Give the data below again exactly as written, without its pictures.

-- start Input --

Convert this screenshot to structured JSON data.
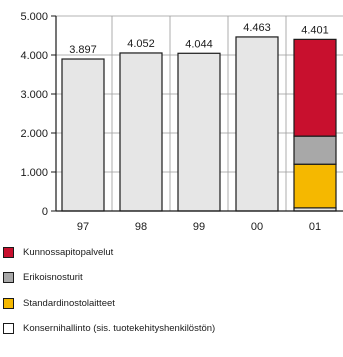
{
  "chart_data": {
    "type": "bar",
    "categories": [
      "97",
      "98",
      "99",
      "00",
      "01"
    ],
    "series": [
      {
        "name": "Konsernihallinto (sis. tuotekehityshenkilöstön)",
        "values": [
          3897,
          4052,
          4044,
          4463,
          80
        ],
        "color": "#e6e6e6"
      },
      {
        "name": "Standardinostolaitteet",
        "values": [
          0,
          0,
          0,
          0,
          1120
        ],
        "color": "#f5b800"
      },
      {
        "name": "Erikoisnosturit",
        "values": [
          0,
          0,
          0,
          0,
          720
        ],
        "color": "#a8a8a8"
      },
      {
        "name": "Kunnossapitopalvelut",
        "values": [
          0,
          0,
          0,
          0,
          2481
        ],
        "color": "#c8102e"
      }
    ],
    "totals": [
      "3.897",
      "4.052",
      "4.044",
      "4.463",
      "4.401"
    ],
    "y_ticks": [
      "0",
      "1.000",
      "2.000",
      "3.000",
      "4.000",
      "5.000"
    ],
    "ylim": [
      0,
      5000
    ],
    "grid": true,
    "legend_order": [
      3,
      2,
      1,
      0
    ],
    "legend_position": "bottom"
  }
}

-- end Input --

● Answer to this exercise
Convert this screenshot to structured JSON data.
{
  "chart_data": {
    "type": "bar",
    "categories": [
      "97",
      "98",
      "99",
      "00",
      "01"
    ],
    "series": [
      {
        "name": "Konsernihallinto (sis. tuotekehityshenkilöstön)",
        "values": [
          3897,
          4052,
          4044,
          4463,
          80
        ],
        "color": "#e6e6e6"
      },
      {
        "name": "Standardinostolaitteet",
        "values": [
          0,
          0,
          0,
          0,
          1120
        ],
        "color": "#f5b800"
      },
      {
        "name": "Erikoisnosturit",
        "values": [
          0,
          0,
          0,
          0,
          720
        ],
        "color": "#a8a8a8"
      },
      {
        "name": "Kunnossapitopalvelut",
        "values": [
          0,
          0,
          0,
          0,
          2481
        ],
        "color": "#c8102e"
      }
    ],
    "totals": [
      "3.897",
      "4.052",
      "4.044",
      "4.463",
      "4.401"
    ],
    "y_ticks": [
      "0",
      "1.000",
      "2.000",
      "3.000",
      "4.000",
      "5.000"
    ],
    "ylim": [
      0,
      5000
    ],
    "grid": true,
    "legend_order": [
      3,
      2,
      1,
      0
    ],
    "legend_position": "bottom"
  }
}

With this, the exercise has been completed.